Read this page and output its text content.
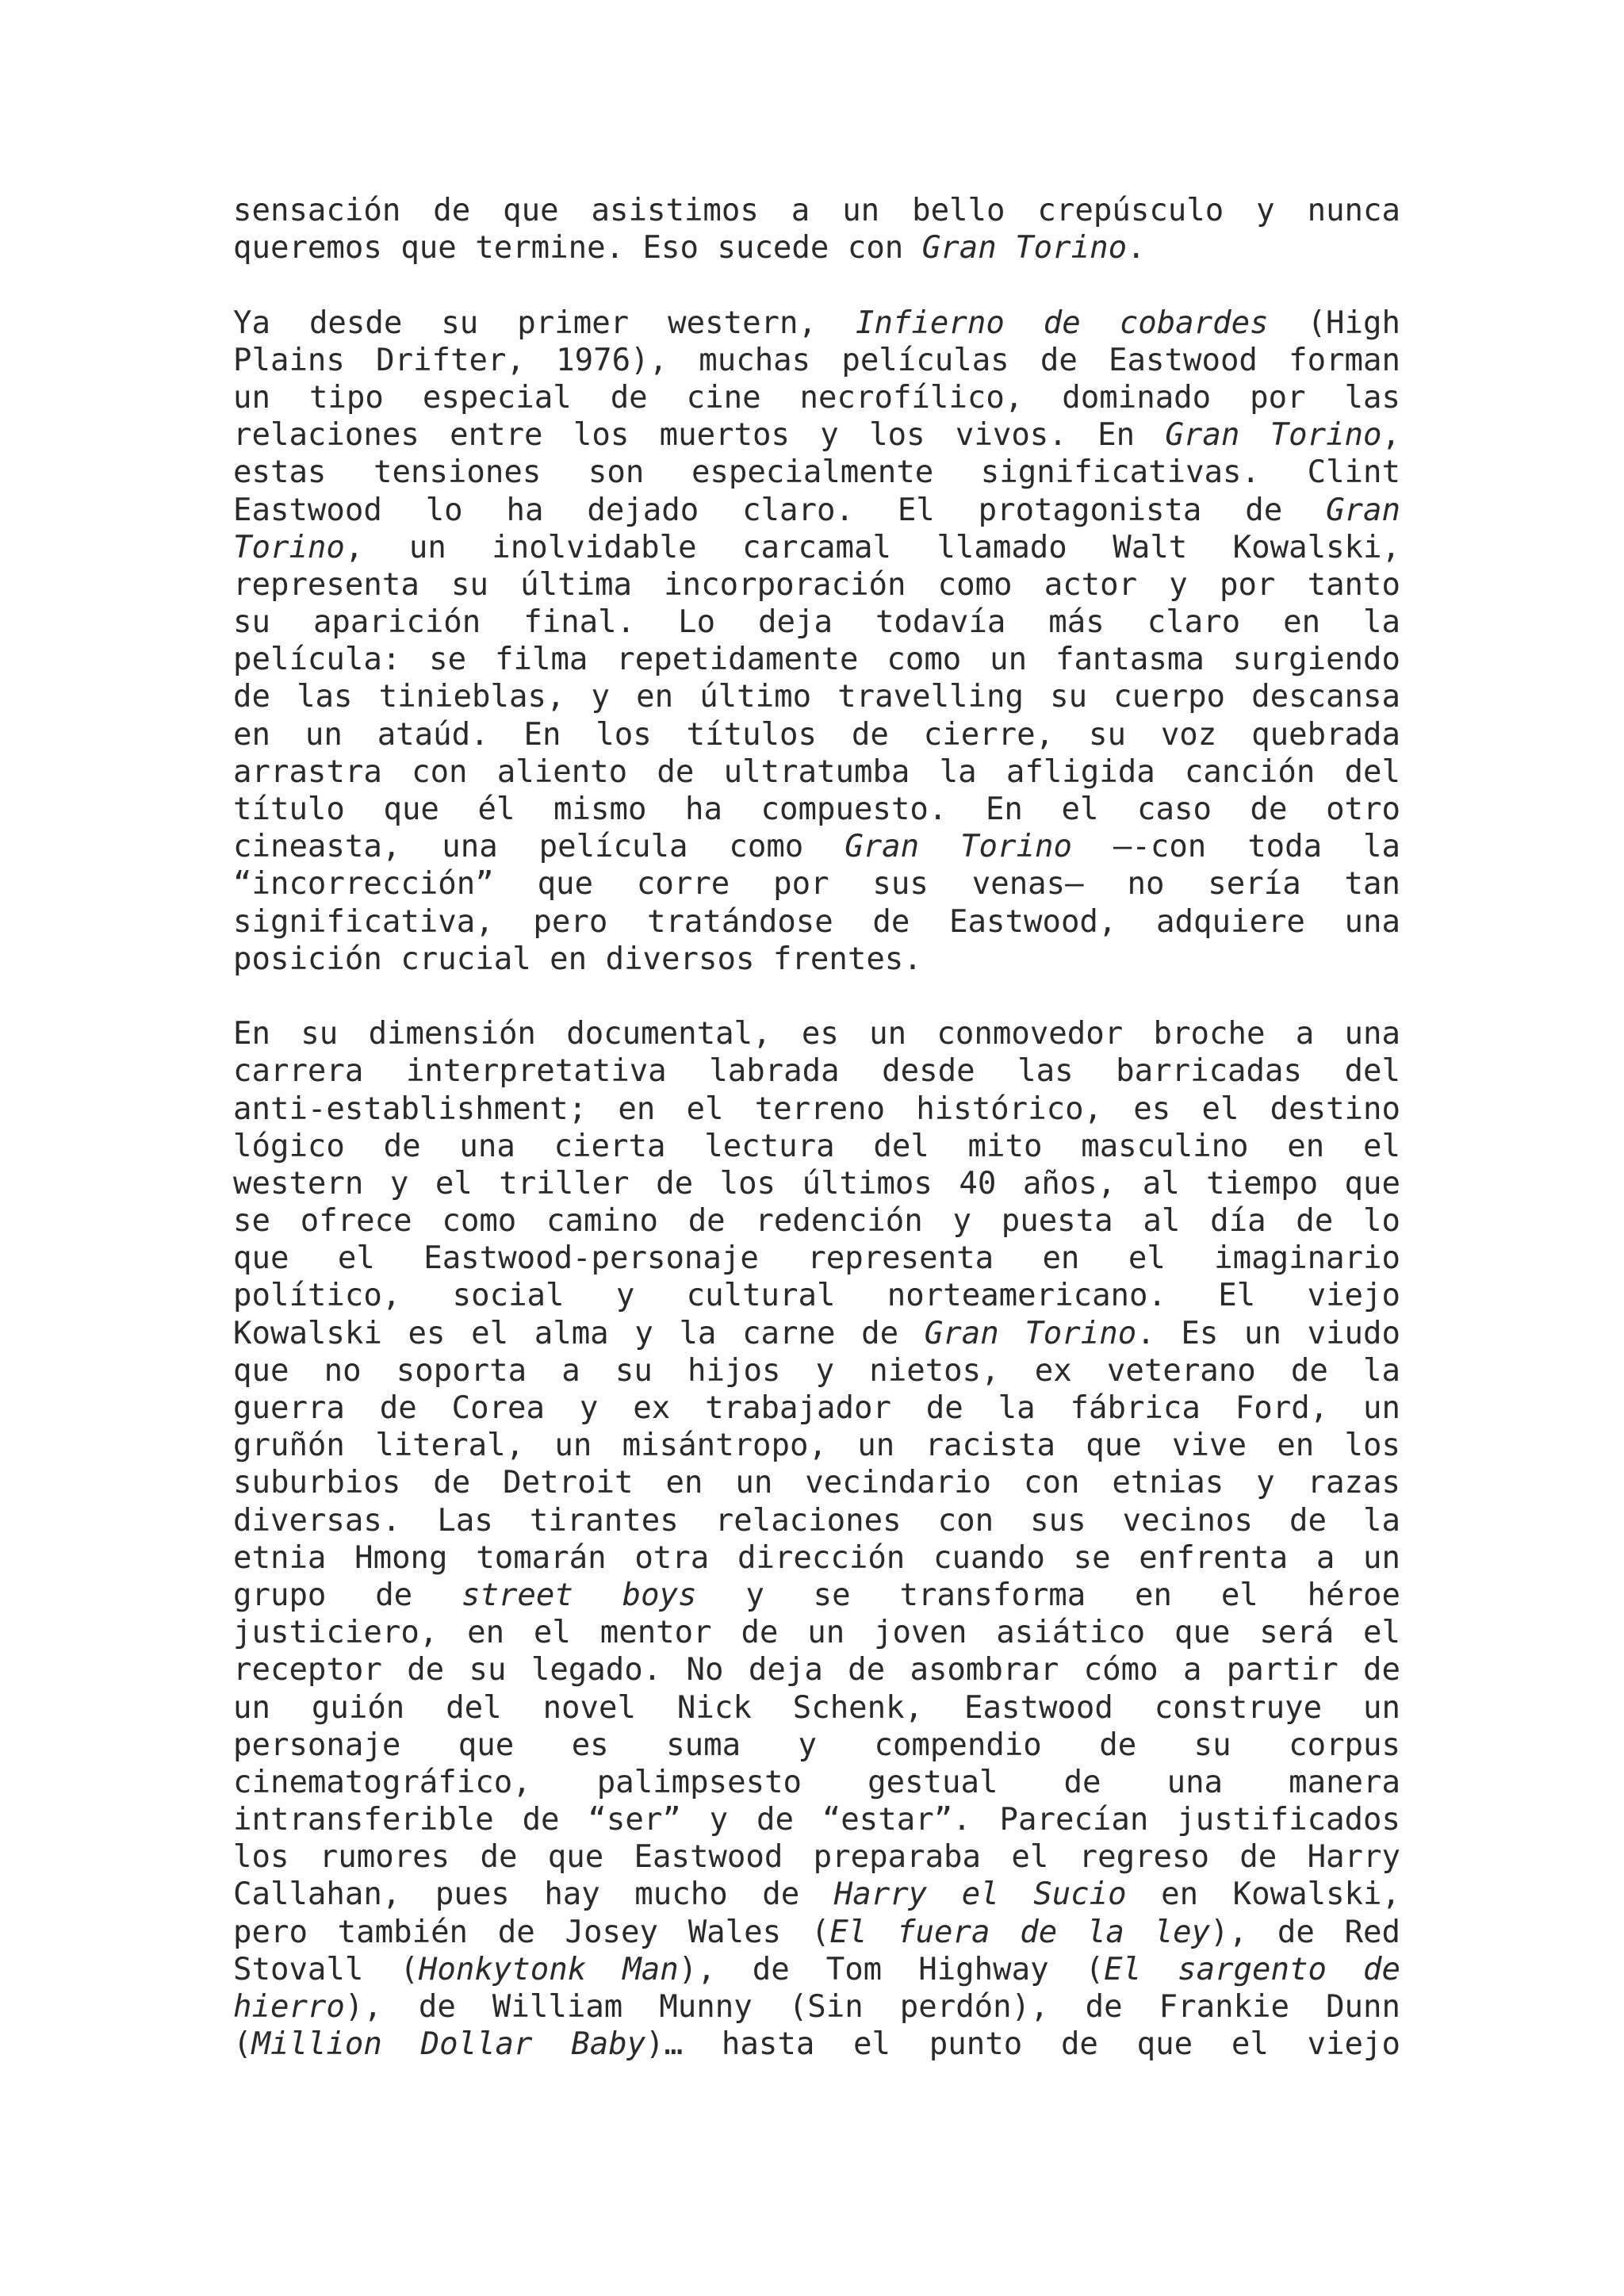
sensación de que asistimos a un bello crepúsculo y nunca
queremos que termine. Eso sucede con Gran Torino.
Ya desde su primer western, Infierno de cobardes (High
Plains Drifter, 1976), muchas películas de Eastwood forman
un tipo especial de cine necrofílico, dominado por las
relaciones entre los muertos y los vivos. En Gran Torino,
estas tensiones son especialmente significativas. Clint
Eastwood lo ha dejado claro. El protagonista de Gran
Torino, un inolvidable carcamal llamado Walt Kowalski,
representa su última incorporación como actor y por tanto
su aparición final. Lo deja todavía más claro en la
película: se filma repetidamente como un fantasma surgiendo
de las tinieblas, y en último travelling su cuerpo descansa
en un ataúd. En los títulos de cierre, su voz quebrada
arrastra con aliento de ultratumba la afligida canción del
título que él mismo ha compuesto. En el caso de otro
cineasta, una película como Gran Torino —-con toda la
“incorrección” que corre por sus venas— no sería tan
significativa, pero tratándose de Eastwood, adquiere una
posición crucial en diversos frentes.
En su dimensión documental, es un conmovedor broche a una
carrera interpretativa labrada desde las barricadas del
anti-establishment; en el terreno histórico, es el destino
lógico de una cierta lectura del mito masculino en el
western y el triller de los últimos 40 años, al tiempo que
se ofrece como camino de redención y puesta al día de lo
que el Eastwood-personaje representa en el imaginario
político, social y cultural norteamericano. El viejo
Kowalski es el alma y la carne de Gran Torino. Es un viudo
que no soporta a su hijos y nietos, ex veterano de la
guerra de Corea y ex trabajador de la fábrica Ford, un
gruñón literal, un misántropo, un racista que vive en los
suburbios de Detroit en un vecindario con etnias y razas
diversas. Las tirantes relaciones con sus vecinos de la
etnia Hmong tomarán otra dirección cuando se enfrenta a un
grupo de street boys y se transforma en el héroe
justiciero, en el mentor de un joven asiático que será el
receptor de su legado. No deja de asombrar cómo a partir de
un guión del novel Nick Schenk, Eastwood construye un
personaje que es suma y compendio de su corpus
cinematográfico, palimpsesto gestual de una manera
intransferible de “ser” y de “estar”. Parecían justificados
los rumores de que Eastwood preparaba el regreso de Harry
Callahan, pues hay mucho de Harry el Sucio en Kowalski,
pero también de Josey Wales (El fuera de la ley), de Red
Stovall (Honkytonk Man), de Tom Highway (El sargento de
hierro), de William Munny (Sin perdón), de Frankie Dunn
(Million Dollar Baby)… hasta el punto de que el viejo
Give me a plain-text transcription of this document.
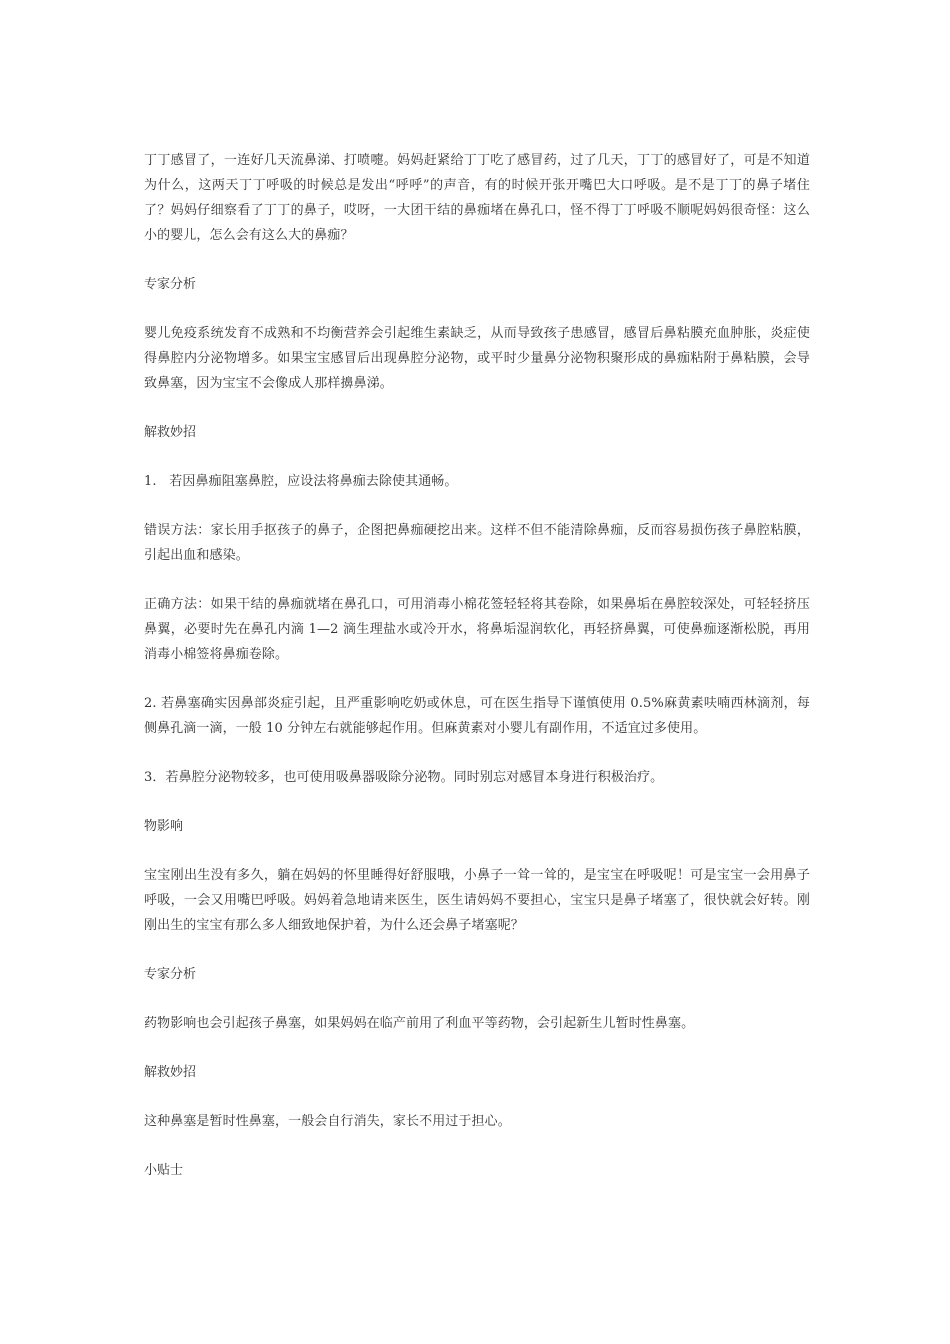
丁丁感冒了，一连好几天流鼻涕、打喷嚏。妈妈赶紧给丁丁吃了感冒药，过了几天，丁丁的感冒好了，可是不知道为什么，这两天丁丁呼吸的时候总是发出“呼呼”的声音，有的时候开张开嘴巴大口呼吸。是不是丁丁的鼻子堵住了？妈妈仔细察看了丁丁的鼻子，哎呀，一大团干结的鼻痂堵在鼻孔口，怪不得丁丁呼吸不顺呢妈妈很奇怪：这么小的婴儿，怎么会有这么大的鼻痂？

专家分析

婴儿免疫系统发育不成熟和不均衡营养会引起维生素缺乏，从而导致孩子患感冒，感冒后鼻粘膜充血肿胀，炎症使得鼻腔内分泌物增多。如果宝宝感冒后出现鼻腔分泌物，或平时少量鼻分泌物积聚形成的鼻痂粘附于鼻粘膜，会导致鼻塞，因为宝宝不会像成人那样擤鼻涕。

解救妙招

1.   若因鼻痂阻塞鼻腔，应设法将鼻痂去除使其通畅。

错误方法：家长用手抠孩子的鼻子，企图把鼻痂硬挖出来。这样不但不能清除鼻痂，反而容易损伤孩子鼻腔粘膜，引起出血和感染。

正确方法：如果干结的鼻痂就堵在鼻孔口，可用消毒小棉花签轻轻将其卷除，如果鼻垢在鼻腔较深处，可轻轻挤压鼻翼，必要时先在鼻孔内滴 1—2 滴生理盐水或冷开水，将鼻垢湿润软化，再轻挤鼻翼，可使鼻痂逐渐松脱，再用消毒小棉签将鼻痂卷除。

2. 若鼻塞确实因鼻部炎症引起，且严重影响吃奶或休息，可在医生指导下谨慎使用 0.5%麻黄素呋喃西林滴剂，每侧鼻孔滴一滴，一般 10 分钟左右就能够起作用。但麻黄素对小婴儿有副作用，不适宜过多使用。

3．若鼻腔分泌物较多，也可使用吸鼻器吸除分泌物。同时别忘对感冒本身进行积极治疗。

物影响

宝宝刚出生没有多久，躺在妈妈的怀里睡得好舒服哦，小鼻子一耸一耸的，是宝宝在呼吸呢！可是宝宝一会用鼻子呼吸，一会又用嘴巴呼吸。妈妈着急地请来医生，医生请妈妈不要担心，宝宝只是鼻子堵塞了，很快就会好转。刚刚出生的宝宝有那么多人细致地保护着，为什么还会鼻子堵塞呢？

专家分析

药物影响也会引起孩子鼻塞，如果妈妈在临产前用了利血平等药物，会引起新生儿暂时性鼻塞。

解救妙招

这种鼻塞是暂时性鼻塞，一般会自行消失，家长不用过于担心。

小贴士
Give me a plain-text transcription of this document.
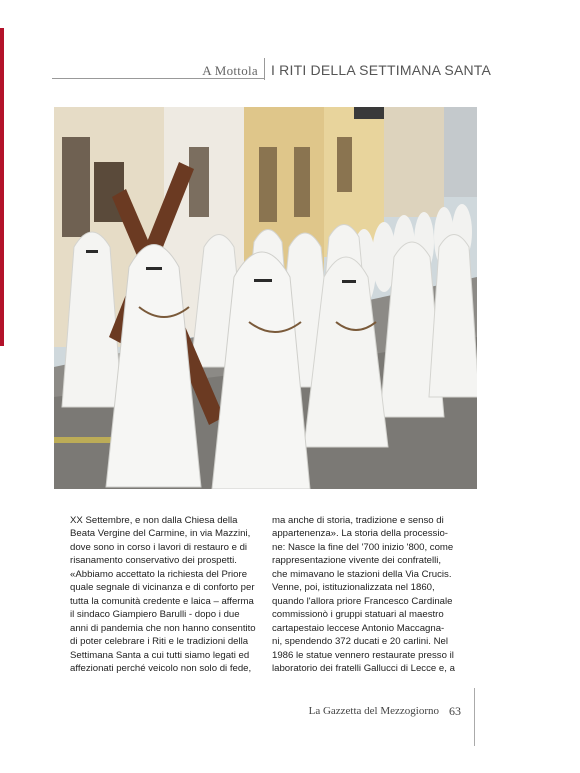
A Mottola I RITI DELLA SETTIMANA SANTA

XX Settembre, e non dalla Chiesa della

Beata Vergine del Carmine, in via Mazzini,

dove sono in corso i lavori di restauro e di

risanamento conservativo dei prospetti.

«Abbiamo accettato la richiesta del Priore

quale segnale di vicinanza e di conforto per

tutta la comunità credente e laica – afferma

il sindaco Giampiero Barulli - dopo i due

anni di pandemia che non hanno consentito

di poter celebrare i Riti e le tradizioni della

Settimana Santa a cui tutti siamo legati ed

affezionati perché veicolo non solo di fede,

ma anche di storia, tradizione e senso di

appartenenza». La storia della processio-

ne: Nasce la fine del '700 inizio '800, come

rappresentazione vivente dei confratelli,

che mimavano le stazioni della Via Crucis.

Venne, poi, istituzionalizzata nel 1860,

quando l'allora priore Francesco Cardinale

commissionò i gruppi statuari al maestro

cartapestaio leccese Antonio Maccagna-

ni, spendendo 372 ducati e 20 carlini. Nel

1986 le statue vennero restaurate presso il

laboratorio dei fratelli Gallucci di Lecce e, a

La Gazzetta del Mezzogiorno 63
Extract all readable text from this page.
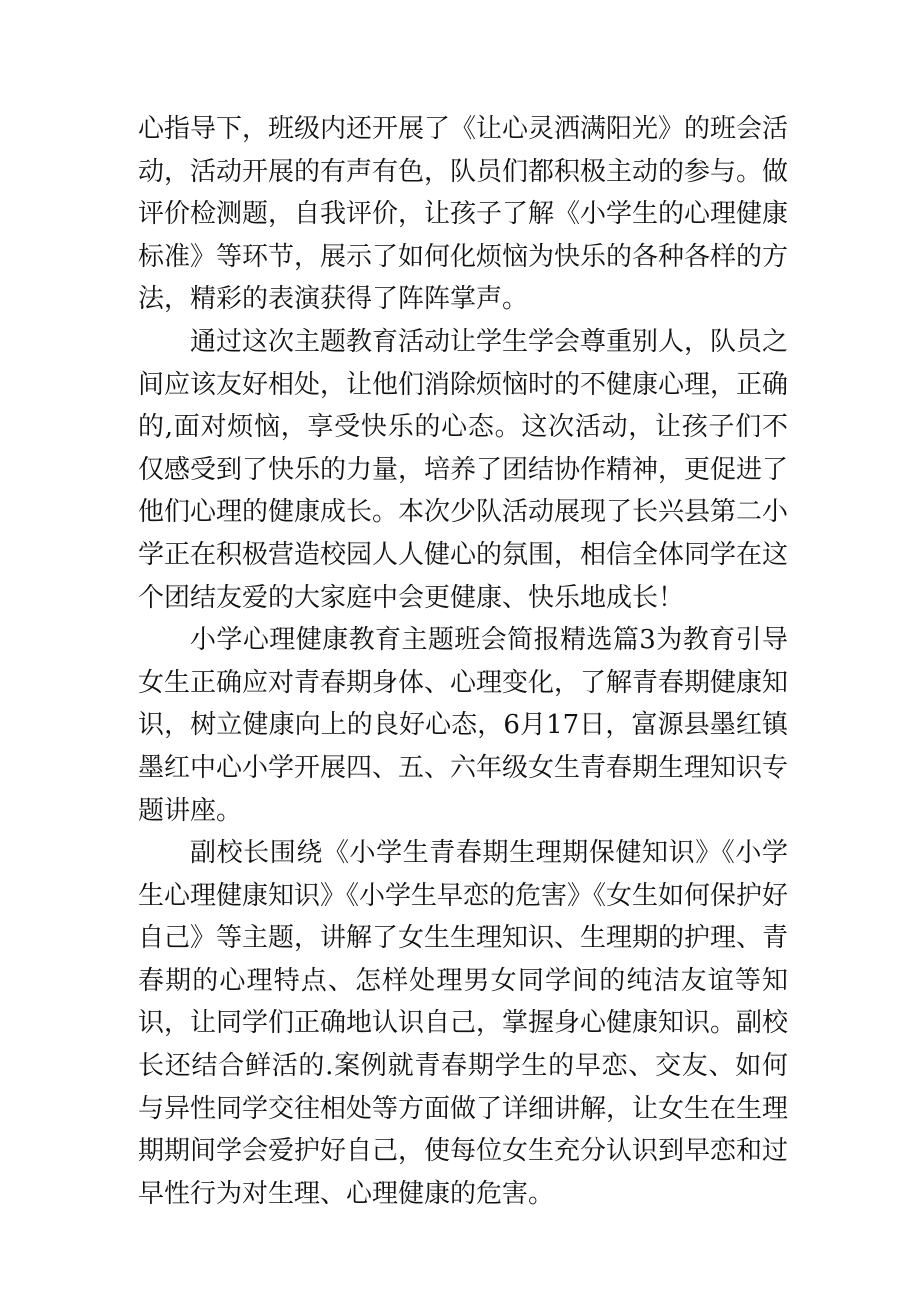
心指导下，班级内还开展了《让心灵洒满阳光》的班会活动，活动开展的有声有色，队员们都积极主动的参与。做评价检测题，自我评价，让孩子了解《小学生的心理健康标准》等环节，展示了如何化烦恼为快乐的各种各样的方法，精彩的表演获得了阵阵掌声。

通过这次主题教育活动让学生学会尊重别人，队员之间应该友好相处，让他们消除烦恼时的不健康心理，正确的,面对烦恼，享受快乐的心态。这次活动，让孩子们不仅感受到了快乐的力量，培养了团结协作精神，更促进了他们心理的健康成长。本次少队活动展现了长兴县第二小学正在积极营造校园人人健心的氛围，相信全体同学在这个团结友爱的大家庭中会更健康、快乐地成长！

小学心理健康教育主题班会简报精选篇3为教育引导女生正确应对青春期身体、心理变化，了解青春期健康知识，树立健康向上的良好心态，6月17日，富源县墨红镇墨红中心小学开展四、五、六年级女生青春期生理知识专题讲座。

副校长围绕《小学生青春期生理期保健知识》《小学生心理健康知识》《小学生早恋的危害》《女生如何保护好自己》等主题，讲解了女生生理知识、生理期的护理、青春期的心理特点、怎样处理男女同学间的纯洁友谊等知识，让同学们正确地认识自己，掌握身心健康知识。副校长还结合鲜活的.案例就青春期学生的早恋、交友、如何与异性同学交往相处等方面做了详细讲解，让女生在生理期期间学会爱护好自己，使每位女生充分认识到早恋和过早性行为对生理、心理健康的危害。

+++++

▶ **Set problem**: Go through the preceding material and copy each line that has the word "Kowalski".

▶ **Task solution**:
Torino, un inolvidable carcamal llamado Walt Kowalski,
Kowalski es el alma y la carne de Gran Torino. Es un viudo
Callahan, pues hay mucho de Harry el Sucio en Kowalski,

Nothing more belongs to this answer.